• EXERCISE: Please answer from the article on the new national security strategy: who rolled out the strategy?

• DOCUMENT EXCERPT:
Washington think tank criticizes administration’s obfuscation on causes of terrorism

Special to WorldTribune.com

By Fred Fleitz

Pressured by growing criticism that President Obama lacks a strategy to combat radical Islam and Islamic State of Iraq and Levant (ISIL), National Security Adviser Susan Rice rolled out a new U.S. national security strategy last week.

Far from resolving this criticism, the strategy’s omissions, misstatements, and incoherence will only add to charges by the Obama administration’s critics that it is clueless on national security.

President Barack Obama and National Security Adviser Susan Rice.
President Barack Obama and National Security Adviser Susan Rice.

The most glaring error in the new national security strategy is how it sticks to the Obama team’s peculiar practice of referring to terrorist groups like ISIL and Al Qaida as “violent extremists” and their refusal to use the terms “radical Islam,” “radical Islamist,” “Islamist terrorist,” and “jihadist.”

The strategy also repeats the president’s miscategorization of violent extremism as an ideology while failing to acknowledge the real ideology that is driving Al Qaida and ISIL and their worldwide campaign of violence — radical Islam and the doctrine of Shariah.

Rather than admitting that these groups are motivated by radical Islam, the strategy asserts they are opportunists who exploit instability, oppression, and lack of economic opportunity.

• SOURCE INFORMATION:
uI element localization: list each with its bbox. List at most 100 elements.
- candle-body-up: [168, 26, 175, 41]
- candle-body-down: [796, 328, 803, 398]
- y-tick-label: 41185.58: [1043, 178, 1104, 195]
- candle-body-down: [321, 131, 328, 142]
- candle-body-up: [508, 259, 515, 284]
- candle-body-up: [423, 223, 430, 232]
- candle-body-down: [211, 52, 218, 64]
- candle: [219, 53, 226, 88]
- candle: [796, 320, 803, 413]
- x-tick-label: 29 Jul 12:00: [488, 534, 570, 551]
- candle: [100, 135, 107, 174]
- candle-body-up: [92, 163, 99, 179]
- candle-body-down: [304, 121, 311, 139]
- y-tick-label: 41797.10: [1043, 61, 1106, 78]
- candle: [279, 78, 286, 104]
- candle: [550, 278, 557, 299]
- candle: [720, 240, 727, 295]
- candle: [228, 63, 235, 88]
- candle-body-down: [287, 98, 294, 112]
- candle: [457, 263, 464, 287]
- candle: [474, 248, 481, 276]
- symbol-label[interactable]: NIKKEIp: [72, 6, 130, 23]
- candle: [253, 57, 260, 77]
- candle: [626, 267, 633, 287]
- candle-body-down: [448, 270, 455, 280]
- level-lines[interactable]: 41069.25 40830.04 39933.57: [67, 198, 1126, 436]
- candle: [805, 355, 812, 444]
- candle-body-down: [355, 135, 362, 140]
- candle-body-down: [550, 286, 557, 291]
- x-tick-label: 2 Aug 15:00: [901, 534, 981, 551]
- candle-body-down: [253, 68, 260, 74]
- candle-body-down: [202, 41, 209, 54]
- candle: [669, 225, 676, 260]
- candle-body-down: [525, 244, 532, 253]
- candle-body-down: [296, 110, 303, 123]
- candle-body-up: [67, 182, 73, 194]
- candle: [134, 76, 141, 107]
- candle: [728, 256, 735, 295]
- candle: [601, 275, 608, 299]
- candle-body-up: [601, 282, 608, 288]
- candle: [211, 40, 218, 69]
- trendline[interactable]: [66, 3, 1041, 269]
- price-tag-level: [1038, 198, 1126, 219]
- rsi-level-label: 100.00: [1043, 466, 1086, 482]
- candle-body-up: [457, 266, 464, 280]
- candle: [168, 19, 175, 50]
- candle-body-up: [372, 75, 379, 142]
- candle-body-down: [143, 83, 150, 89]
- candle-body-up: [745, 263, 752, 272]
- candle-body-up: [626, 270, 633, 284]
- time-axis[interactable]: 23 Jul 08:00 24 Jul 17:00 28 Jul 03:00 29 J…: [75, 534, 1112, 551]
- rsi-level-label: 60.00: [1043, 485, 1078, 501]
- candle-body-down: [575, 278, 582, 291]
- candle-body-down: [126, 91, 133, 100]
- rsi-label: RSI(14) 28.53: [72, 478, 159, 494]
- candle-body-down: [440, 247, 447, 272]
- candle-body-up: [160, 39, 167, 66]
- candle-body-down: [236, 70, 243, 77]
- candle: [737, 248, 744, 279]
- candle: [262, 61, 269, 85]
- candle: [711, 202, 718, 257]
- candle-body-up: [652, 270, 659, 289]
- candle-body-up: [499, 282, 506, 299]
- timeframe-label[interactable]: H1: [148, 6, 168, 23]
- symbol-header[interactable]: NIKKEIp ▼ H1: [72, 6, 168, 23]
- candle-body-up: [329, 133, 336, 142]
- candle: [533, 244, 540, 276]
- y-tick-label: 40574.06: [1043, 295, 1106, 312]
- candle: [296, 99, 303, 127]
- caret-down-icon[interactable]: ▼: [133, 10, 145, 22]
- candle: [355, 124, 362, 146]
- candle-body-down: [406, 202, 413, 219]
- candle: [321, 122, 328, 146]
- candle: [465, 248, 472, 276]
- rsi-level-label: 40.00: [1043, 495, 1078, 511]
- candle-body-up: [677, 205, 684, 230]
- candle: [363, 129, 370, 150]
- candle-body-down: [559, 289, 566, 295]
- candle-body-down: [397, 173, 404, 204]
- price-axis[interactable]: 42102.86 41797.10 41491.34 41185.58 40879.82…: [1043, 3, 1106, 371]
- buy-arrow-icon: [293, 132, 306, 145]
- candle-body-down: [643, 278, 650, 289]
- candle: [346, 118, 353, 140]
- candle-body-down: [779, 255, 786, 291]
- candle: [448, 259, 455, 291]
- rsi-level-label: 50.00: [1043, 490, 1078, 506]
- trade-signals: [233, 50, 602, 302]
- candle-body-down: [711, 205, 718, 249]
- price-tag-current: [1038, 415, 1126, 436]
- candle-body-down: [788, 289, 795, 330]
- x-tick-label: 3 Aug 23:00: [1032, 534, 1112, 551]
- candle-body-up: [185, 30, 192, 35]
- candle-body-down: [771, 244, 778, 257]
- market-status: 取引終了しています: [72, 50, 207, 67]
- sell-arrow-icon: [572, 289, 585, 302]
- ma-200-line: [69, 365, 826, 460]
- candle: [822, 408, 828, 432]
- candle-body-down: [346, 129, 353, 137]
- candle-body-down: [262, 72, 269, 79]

• RESPONSE TO THIS TASK: National Security Adviser Susan Rice